START Dataset content

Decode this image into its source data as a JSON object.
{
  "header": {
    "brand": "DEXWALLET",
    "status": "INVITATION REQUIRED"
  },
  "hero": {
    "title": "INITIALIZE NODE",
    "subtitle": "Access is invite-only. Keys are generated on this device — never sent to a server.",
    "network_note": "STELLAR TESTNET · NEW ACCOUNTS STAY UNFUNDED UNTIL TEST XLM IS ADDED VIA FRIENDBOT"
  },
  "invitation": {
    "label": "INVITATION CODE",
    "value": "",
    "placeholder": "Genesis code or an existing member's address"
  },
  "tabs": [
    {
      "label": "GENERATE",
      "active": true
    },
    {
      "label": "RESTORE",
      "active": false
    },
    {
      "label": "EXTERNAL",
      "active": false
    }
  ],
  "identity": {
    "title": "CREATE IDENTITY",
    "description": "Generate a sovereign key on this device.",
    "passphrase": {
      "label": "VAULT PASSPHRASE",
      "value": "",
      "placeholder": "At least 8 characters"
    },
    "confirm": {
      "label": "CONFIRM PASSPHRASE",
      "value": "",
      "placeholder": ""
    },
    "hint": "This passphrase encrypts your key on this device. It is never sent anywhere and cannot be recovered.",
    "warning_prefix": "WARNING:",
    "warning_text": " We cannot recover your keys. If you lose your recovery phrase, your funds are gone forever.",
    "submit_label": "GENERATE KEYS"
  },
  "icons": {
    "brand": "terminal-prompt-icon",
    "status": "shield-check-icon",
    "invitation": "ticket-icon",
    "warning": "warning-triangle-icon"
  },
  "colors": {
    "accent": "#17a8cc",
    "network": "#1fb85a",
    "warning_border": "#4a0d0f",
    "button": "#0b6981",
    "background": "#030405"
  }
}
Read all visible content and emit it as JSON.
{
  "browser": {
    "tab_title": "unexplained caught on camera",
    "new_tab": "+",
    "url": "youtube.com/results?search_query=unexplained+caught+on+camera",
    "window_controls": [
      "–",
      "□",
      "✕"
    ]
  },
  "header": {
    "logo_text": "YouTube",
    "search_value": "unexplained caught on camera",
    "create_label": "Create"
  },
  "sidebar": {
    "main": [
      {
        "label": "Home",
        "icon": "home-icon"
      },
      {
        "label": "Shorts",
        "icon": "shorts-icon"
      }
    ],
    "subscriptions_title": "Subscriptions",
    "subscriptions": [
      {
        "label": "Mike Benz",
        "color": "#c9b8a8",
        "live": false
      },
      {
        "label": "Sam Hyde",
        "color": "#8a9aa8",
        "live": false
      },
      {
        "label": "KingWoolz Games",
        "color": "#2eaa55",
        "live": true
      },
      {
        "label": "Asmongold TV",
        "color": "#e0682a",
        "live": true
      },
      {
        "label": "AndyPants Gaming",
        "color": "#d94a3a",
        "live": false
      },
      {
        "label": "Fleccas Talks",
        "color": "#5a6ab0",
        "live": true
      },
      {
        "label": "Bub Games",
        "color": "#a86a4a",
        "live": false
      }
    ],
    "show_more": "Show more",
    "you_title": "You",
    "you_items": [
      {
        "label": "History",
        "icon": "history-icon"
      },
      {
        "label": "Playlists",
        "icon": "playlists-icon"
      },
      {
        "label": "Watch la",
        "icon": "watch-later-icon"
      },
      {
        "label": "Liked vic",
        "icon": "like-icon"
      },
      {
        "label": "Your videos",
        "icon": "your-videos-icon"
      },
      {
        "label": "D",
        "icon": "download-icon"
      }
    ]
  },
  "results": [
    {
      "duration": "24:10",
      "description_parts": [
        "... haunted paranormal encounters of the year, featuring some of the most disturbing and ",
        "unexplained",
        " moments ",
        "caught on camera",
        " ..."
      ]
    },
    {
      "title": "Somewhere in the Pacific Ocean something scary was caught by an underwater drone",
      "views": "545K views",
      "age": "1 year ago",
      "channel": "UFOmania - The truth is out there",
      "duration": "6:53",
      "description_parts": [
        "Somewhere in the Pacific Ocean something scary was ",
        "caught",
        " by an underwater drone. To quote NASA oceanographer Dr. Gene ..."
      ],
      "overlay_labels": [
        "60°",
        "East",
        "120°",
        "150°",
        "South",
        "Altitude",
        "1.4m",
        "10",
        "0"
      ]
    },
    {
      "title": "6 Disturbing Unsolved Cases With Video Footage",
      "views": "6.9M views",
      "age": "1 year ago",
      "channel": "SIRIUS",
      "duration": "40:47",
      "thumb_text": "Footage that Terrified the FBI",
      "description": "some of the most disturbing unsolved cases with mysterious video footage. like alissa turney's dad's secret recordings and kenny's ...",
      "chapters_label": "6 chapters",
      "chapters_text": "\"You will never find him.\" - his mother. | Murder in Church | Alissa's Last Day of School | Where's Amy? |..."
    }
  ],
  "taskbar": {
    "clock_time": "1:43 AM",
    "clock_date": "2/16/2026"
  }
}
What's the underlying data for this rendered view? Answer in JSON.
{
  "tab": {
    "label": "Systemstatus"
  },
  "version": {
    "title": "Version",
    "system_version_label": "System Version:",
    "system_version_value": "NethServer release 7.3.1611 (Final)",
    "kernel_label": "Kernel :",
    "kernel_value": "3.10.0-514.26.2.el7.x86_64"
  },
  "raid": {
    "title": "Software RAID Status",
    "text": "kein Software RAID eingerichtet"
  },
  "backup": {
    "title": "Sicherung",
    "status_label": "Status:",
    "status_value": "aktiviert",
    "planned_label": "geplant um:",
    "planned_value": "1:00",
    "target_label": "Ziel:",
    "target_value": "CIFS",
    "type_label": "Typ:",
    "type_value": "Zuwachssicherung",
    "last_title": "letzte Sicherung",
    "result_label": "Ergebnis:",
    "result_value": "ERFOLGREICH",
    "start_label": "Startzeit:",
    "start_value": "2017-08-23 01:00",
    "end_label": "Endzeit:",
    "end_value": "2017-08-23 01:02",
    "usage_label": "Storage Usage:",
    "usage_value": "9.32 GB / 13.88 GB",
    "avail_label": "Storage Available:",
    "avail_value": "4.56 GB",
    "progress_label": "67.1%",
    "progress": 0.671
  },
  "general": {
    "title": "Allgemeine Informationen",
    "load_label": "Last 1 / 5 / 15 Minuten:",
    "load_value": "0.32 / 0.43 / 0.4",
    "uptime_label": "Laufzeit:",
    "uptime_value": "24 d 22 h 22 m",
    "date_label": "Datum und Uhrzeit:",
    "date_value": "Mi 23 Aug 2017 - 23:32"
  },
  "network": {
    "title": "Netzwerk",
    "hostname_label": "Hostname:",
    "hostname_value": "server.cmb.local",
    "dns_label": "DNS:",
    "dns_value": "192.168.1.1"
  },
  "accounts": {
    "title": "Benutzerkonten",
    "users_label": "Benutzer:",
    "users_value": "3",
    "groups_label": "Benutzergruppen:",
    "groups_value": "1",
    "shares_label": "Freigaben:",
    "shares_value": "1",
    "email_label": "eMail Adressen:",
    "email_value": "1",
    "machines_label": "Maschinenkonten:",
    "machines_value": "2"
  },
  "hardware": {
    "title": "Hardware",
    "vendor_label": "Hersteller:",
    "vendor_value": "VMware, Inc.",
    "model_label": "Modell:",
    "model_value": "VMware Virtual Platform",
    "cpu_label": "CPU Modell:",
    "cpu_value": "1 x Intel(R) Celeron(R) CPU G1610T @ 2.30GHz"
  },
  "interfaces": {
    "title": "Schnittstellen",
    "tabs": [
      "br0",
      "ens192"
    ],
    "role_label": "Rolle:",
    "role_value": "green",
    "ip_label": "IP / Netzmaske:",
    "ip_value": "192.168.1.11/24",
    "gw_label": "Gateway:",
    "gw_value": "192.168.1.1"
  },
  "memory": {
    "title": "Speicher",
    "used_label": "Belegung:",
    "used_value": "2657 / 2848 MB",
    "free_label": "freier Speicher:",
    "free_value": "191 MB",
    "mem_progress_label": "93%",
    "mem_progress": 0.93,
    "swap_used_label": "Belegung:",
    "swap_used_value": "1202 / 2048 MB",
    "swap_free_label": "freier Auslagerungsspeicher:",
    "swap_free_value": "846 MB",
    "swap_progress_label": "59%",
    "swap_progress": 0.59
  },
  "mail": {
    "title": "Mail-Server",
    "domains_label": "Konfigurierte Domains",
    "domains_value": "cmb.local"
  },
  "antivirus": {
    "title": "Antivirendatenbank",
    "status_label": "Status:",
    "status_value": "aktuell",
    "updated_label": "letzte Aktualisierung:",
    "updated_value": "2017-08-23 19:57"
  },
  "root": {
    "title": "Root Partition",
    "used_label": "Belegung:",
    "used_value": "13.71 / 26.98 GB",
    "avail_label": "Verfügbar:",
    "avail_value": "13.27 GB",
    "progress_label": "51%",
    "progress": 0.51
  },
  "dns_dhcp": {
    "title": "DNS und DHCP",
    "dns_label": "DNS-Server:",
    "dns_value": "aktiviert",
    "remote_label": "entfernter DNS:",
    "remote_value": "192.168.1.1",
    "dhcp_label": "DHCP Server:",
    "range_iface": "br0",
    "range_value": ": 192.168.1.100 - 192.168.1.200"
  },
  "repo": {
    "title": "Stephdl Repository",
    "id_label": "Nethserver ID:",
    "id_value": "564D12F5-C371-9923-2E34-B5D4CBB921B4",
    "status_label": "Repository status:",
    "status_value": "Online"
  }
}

END Dataset content

Exercise details: Check each line of the records above, and copy those that hold the word "unexplained".

Solution below:
    "tab_title": "unexplained caught on camera",
    "url": "youtube.com/results?search_query=unexplained+caught+on+camera",
    "search_value": "unexplained caught on camera",
        "unexplained",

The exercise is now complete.